Task objective
For this exercise, repeat all of the material verbatim apart from its images.

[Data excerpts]
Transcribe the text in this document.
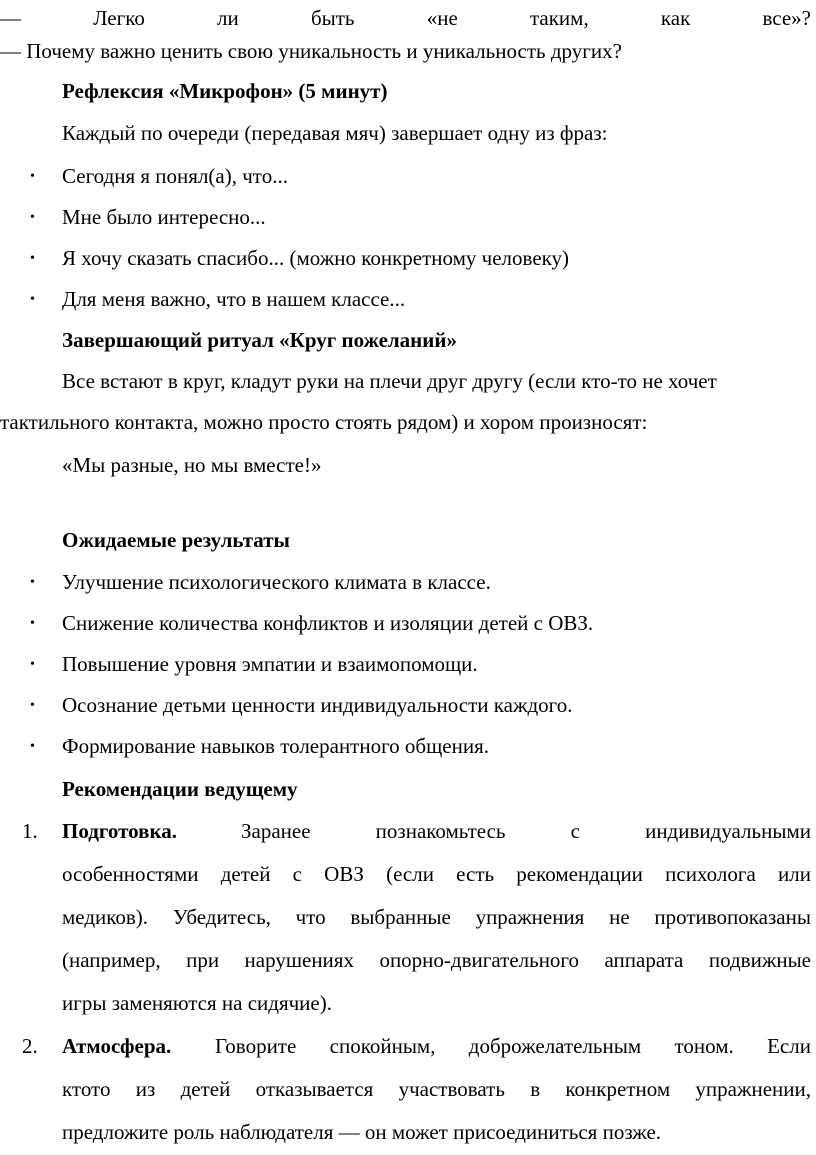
—	Легко	ли	быть	«не	таким,	как	все»?
— Почему важно ценить свою уникальность и уникальность других?
Рефлексия «Микрофон» (5 минут)
Каждый по очереди (передавая мяч) завершает одну из фраз:
• Сегодня я понял(а), что...
• Мне было интересно...
• Я хочу сказать спасибо... (можно конкретному человеку)
• Для меня важно, что в нашем классе...
Завершающий ритуал «Круг пожеланий»
Все встают в круг, кладут руки на плечи друг другу (если кто-то не хочет
тактильного контакта, можно просто стоять рядом) и хором произносят:
«Мы разные, но мы вместе!»
Ожидаемые результаты
• Улучшение психологического климата в классе.
• Снижение количества конфликтов и изоляции детей с ОВЗ.
• Повышение уровня эмпатии и взаимопомощи.
• Осознание детьми ценности индивидуальности каждого.
• Формирование навыков толерантного общения.
Рекомендации ведущему
1. Подготовка.	Заранее	познакомьтесь	с	индивидуальными
особенностями детей с ОВЗ (если есть рекомендации психолога или
медиков). Убедитесь, что выбранные упражнения не противопоказаны
(например, при нарушениях опорно-двигательного аппарата подвижные
игры заменяются на сидячие).
2. Атмосфера. Говорите спокойным, доброжелательным тоном. Если
ктото из детей отказывается участвовать в конкретном упражнении,
предложите роль наблюдателя — он может присоединиться позже.
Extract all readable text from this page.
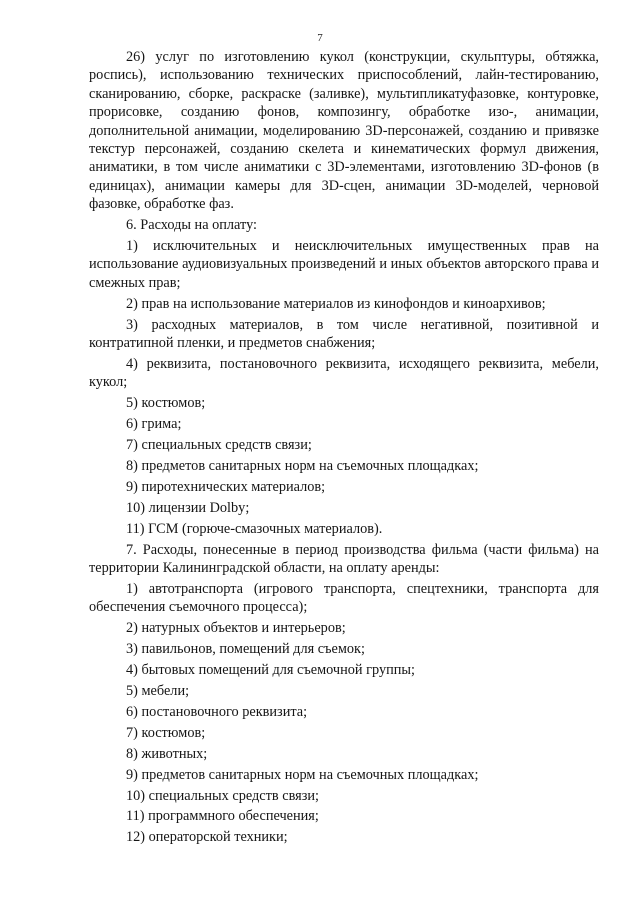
7

26) услуг по изготовлению кукол (конструкции, скульптуры, обтяжка, роспись), использованию технических приспособлений, лайн-тестированию, сканированию, сборке, раскраске (заливке), мультипликатуфазовке, контуровке, прорисовке, созданию фонов, композингу, обработке изо-, анимации, дополнительной анимации, моделированию 3D-персонажей, созданию и привязке текстур персонажей, созданию скелета и кинематических формул движения, аниматики, в том числе аниматики с 3D-элементами, изготовлению 3D-фонов (в единицах), анимации камеры для 3D-сцен, анимации 3D-моделей, черновой фазовке, обработке фаз.

6. Расходы на оплату:

1) исключительных и неисключительных имущественных прав на использование аудиовизуальных произведений и иных объектов авторского права и смежных прав;

2) прав на использование материалов из кинофондов и киноархивов;

3) расходных материалов, в том числе негативной, позитивной и контратипной пленки, и предметов снабжения;

4) реквизита, постановочного реквизита, исходящего реквизита, мебели, кукол;

5) костюмов;

6) грима;

7) специальных средств связи;

8) предметов санитарных норм на съемочных площадках;

9) пиротехнических материалов;

10) лицензии Dolby;

11) ГСМ (горюче-смазочных материалов).

7. Расходы, понесенные в период производства фильма (части фильма) на территории Калининградской области, на оплату аренды:

1) автотранспорта (игрового транспорта, спецтехники, транспорта для обеспечения съемочного процесса);

2) натурных объектов и интерьеров;

3) павильонов, помещений для съемок;

4) бытовых помещений для съемочной группы;

5) мебели;

6) постановочного реквизита;

7) костюмов;

8) животных;

9) предметов санитарных норм на съемочных площадках;

10) специальных средств связи;

11) программного обеспечения;

12) операторской техники;
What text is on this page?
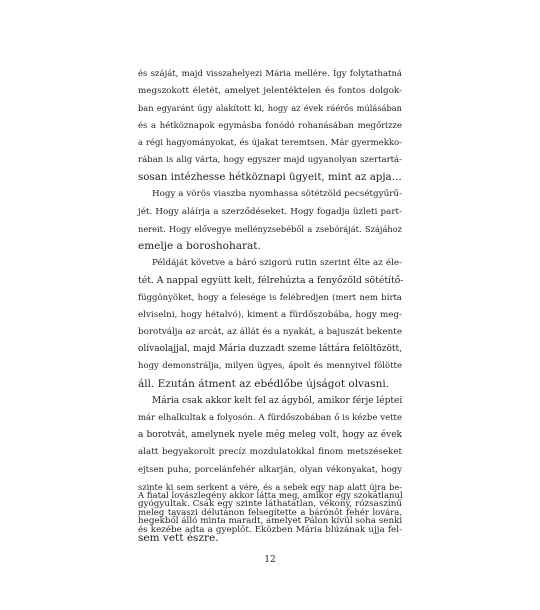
és száját, majd visszahelyezi Mária mellére. Így folytathatná
megszokott életét, amelyet jelentéktelen és fontos dolgok-
ban egyaránt úgy alakított ki, hogy az évek ráérős múlásában
és a hétköznapok egymásba fonódó rohanásában megőrizze
a régi hagyományokat, és újakat teremtsen. Már gyermekko-
rában is alig várta, hogy egyszer majd ugyanolyan szertartá-
sosan intézhesse hétköznapi ügyeit, mint az apja…
Hogy a vörös viaszba nyomhassa sötétzöld pecsétgyűrű-
jét. Hogy aláírja a szerződéseket. Hogy fogadja üzleti part-
nereit. Hogy elővegye mellényzsebéből a zsebóráját. Szájához
emelje a boroshoharat.
Példáját követve a báró szigorú rutin szerint élte az éle-
tét. A nappal együtt kelt, félrehúzta a fenyőzöld sötétítő-
függönyöket, hogy a felesége is felébredjen (mert nem bírta
elviselni, hogy hétalvó), kiment a fürdőszobába, hogy meg-
borotválja az arcát, az állát és a nyakát, a bajuszát bekente
olívaolajjal, majd Mária duzzadt szeme láttára felöltözött,
hogy demonstrálja, milyen ügyes, ápolt és mennyivel fölötte
áll. Ezután átment az ebédlőbe újságot olvasni.
Mária csak akkor kelt fel az ágyból, amikor férje léptei
már elhalkultak a folyosón. A fürdőszobában ő is kézbe vette
a borotvát, amelynek nyele még meleg volt, hogy az évek
alatt begyakorolt precíz mozdulatokkal finom metszéseket
ejtsen puha, porcelánfehér alkarján, olyan vékonyakat, hogy
szinte ki sem serkent a vére, és a sebek egy nap alatt újra be-
gyógyultak. Csak egy szinte láthatatlan, vékony, rózsaszínű
hegekből álló minta maradt, amelyet Pálon kívül soha senki
sem vett észre.
A fiatal lovászlegény akkor látta meg, amikor egy szokatlanul
meleg tavaszi délutánon felsegítette a bárónőt fehér lovára,
és kezébe adta a gyeplőt. Eközben Mária blúzának ujja fel-
12
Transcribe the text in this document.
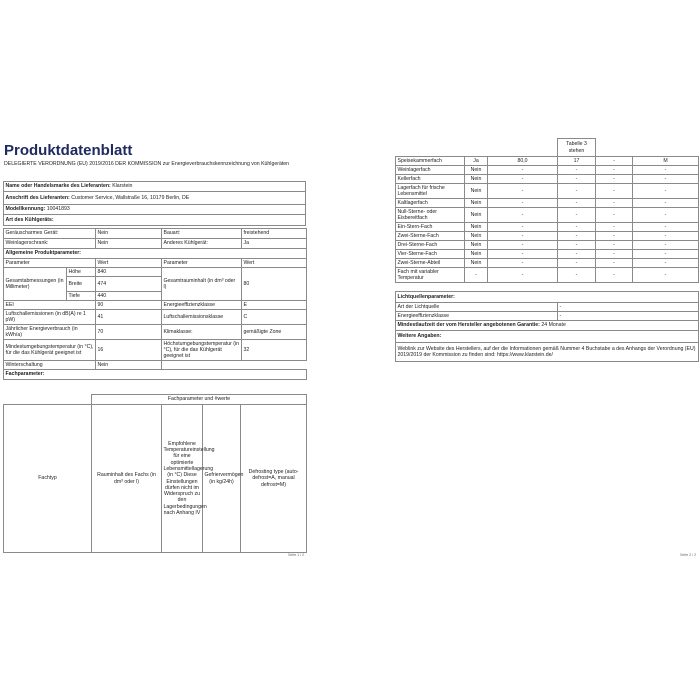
Produktdatenblatt
DELEGIERTE VERORDNUNG (EU) 2019/2016 DER KOMMISSION zur Energieverbrauchskennzeichnung von Kühlgeräten
Name oder Handelsmarke des Lieferanten: Klarstein
Anschrift des Lieferanten: Customer Service, Wallstraße 16, 10179 Berlin, DE
Modellkennung: 10041893
Art des Kühlgeräts:
Geräuscharmes Gerät:	Nein	Bauart:	freistehend
Weinlagerschrank:	Nein	Anderes Kühlgerät:	Ja
Allgemeine Produktparameter:			
Parameter		Wert	Parameter	Wert
Gesamtabmessungen (in Millimeter)	Höhe	840	Gesamtrauminhalt (in dm³ oder l)	80
	Breite	474		
	Tiefe	440		
EEI		90	Energieeffizienzklasse	E
Luftschallemissionen (in dB(A) re 1 pW)		41	Luftschallemissionsklasse	C
Jährlicher Energieverbrauch (in kWh/a)		70	Klimaklasse:	gemäßigte Zone
Mindestumgebungstemperatur (in °C), für die das Kühlgerät geeignet ist		16	Höchstumgebungstemperatur (in °C), für die das Kühlgerät geeignet ist	32
Winterschaltung		Nein		
Fachparameter:				
	Fachparameter und #werte			
Fachtyp	Rauminhalt des Fachs (in dm³ oder l)	Empfohlene Temperatureinstellung für eine optimierte Lebensmittellagerung (in °C) Diese Einstellungen dürfen nicht im Widerspruch zu den Lagerbedingungen nach Anhang IV	Gefriervermögen (in kg/24h)	Defrosting type (auto-defrost=A, manual defrost=M)
Seite 1 / 2
			Tabelle 3 stehen		
Speisekammerfach	Ja	80,0	17	-	M
Weinlagerfach	Nein	-	-	-	-
Kellerfach	Nein	-	-	-	-
Lagerfach für frische Lebensmittel	Nein	-	-	-	-
Kaltlagerfach	Nein	-	-	-	-
Null-Sterne- oder Eisbereitfach	Nein	-	-	-	-
Ein-Stern-Fach	Nein	-	-	-	-
Zwei-Sterne-Fach	Nein	-	-	-	-
Drei-Sterne-Fach	Nein	-	-	-	-
Vier-Sterne-Fach	Nein	-	-	-	-
Zwei-Sterne-Abteil	Nein	-	-	-	-
Fach mit variabler Temperatur	-	-	-	-	-
Lichtquellenparameter:	
Art der Lichtquelle	-
Energieeffizienzklasse	-
Mindestlaufzeit der vom Hersteller angebotenen Garantie: 24 Monate	
Weitere Angaben:	
Weblink zur Website des Herstellers, auf der die Informationen gemäß Nummer 4 Buchstabe a des Anhangs der Verordnung (EU) 2019/2019 der Kommission zu finden sind: https://www.klarstein.de/	
Seite 2 / 2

Full response
Transcribe the text in this document.
—	Легко	ли	быть	«не	таким,	как	все»?
— Почему важно ценить свою уникальность и уникальность других?
Рефлексия «Микрофон» (5 минут)
Каждый по очереди (передавая мяч) завершает одну из фраз:
• Сегодня я понял(а), что...
• Мне было интересно...
• Я хочу сказать спасибо... (можно конкретному человеку)
• Для меня важно, что в нашем классе...
Завершающий ритуал «Круг пожеланий»
Все встают в круг, кладут руки на плечи друг другу (если кто-то не хочет
тактильного контакта, можно просто стоять рядом) и хором произносят:
«Мы разные, но мы вместе!»
Ожидаемые результаты
• Улучшение психологического климата в классе.
• Снижение количества конфликтов и изоляции детей с ОВЗ.
• Повышение уровня эмпатии и взаимопомощи.
• Осознание детьми ценности индивидуальности каждого.
• Формирование навыков толерантного общения.
Рекомендации ведущему
1. Подготовка.	Заранее	познакомьтесь	с	индивидуальными
особенностями детей с ОВЗ (если есть рекомендации психолога или
медиков). Убедитесь, что выбранные упражнения не противопоказаны
(например, при нарушениях опорно-двигательного аппарата подвижные
игры заменяются на сидячие).
2. Атмосфера. Говорите спокойным, доброжелательным тоном. Если
ктото из детей отказывается участвовать в конкретном упражнении,
предложите роль наблюдателя — он может присоединиться позже.
Extract all readable text from this page.
7

26) услуг по изготовлению кукол (конструкции, скульптуры, обтяжка, роспись), использованию технических приспособлений, лайн-тестированию, сканированию, сборке, раскраске (заливке), мультипликатуфазовке, контуровке, прорисовке, созданию фонов, композингу, обработке изо-, анимации, дополнительной анимации, моделированию 3D-персонажей, созданию и привязке текстур персонажей, созданию скелета и кинематических формул движения, аниматики, в том числе аниматики с 3D-элементами, изготовлению 3D-фонов (в единицах), анимации камеры для 3D-сцен, анимации 3D-моделей, черновой фазовке, обработке фаз.

6. Расходы на оплату:

1) исключительных и неисключительных имущественных прав на использование аудиовизуальных произведений и иных объектов авторского права и смежных прав;

2) прав на использование материалов из кинофондов и киноархивов;

3) расходных материалов, в том числе негативной, позитивной и контратипной пленки, и предметов снабжения;

4) реквизита, постановочного реквизита, исходящего реквизита, мебели, кукол;

5) костюмов;

6) грима;

7) специальных средств связи;

8) предметов санитарных норм на съемочных площадках;

9) пиротехнических материалов;

10) лицензии Dolby;

11) ГСМ (горюче-смазочных материалов).

7. Расходы, понесенные в период производства фильма (части фильма) на территории Калининградской области, на оплату аренды:

1) автотранспорта (игрового транспорта, спецтехники, транспорта для обеспечения съемочного процесса);

2) натурных объектов и интерьеров;

3) павильонов, помещений для съемок;

4) бытовых помещений для съемочной группы;

5) мебели;

6) постановочного реквизита;

7) костюмов;

8) животных;

9) предметов санитарных норм на съемочных площадках;

10) специальных средств связи;

11) программного обеспечения;

12) операторской техники;
What text is on this page?
és száját, majd visszahelyezi Mária mellére. Így folytathatná
megszokott életét, amelyet jelentéktelen és fontos dolgok-
ban egyaránt úgy alakított ki, hogy az évek ráérős múlásában
és a hétköznapok egymásba fonódó rohanásában megőrizze
a régi hagyományokat, és újakat teremtsen. Már gyermekko-
rában is alig várta, hogy egyszer majd ugyanolyan szertartá-
sosan intézhesse hétköznapi ügyeit, mint az apja…
Hogy a vörös viaszba nyomhassa sötétzöld pecsétgyűrű-
jét. Hogy aláírja a szerződéseket. Hogy fogadja üzleti part-
nereit. Hogy elővegye mellényzsebéből a zsebóráját. Szájához
emelje a boroshoharat.
Példáját követve a báró szigorú rutin szerint élte az éle-
tét. A nappal együtt kelt, félrehúzta a fenyőzöld sötétítő-
függönyöket, hogy a felesége is felébredjen (mert nem bírta
elviselni, hogy hétalvó), kiment a fürdőszobába, hogy meg-
borotválja az arcát, az állát és a nyakát, a bajuszát bekente
olívaolajjal, majd Mária duzzadt szeme láttára felöltözött,
hogy demonstrálja, milyen ügyes, ápolt és mennyivel fölötte
áll. Ezután átment az ebédlőbe újságot olvasni.
Mária csak akkor kelt fel az ágyból, amikor férje léptei
már elhalkultak a folyosón. A fürdőszobában ő is kézbe vette
a borotvát, amelynek nyele még meleg volt, hogy az évek
alatt begyakorolt precíz mozdulatokkal finom metszéseket
ejtsen puha, porcelánfehér alkarján, olyan vékonyakat, hogy
szinte ki sem serkent a vére, és a sebek egy nap alatt újra be-
gyógyultak. Csak egy szinte láthatatlan, vékony, rózsaszínű
hegekből álló minta maradt, amelyet Pálon kívül soha senki
sem vett észre.
A fiatal lovászlegény akkor látta meg, amikor egy szokatlanul
meleg tavaszi délutánon felsegítette a bárónőt fehér lovára,
és kezébe adta a gyeplőt. Eközben Mária blúzának ujja fel-
12
Transcribe the text in this document.
Produktdatenblatt
DELEGIERTE VERORDNUNG (EU) 2019/2016 DER KOMMISSION zur Energieverbrauchskennzeichnung von Kühlgeräten
Name oder Handelsmarke des Lieferanten: Klarstein
Anschrift des Lieferanten: Customer Service, Wallstraße 16, 10179 Berlin, DE
Modellkennung: 10041893
Art des Kühlgeräts:
Geräuscharmes Gerät:	Nein	Bauart:	freistehend
Weinlagerschrank:	Nein	Anderes Kühlgerät:	Ja
Allgemeine Produktparameter:			
Parameter		Wert	Parameter	Wert
Gesamtabmessungen (in Millimeter)	Höhe	840	Gesamtrauminhalt (in dm³ oder l)	80
	Breite	474		
	Tiefe	440		
EEI		90	Energieeffizienzklasse	E
Luftschallemissionen (in dB(A) re 1 pW)		41	Luftschallemissionsklasse	C
Jährlicher Energieverbrauch (in kWh/a)		70	Klimaklasse:	gemäßigte Zone
Mindestumgebungstemperatur (in °C), für die das Kühlgerät geeignet ist		16	Höchstumgebungstemperatur (in °C), für die das Kühlgerät geeignet ist	32
Winterschaltung		Nein		
Fachparameter:				
	Fachparameter und #werte			
Fachtyp	Rauminhalt des Fachs (in dm³ oder l)	Empfohlene Temperatureinstellung für eine optimierte Lebensmittellagerung (in °C) Diese Einstellungen dürfen nicht im Widerspruch zu den Lagerbedingungen nach Anhang IV	Gefriervermögen (in kg/24h)	Defrosting type (auto-defrost=A, manual defrost=M)
Seite 1 / 2
			Tabelle 3 stehen		
Speisekammerfach	Ja	80,0	17	-	M
Weinlagerfach	Nein	-	-	-	-
Kellerfach	Nein	-	-	-	-
Lagerfach für frische Lebensmittel	Nein	-	-	-	-
Kaltlagerfach	Nein	-	-	-	-
Null-Sterne- oder Eisbereitfach	Nein	-	-	-	-
Ein-Stern-Fach	Nein	-	-	-	-
Zwei-Sterne-Fach	Nein	-	-	-	-
Drei-Sterne-Fach	Nein	-	-	-	-
Vier-Sterne-Fach	Nein	-	-	-	-
Zwei-Sterne-Abteil	Nein	-	-	-	-
Fach mit variabler Temperatur	-	-	-	-	-
Lichtquellenparameter:	
Art der Lichtquelle	-
Energieeffizienzklasse	-
Mindestlaufzeit der vom Hersteller angebotenen Garantie: 24 Monate	
Weitere Angaben:	
Weblink zur Website des Herstellers, auf der die Informationen gemäß Nummer 4 Buchstabe a des Anhangs der Verordnung (EU) 2019/2019 der Kommission zu finden sind: https://www.klarstein.de/	
Seite 2 / 2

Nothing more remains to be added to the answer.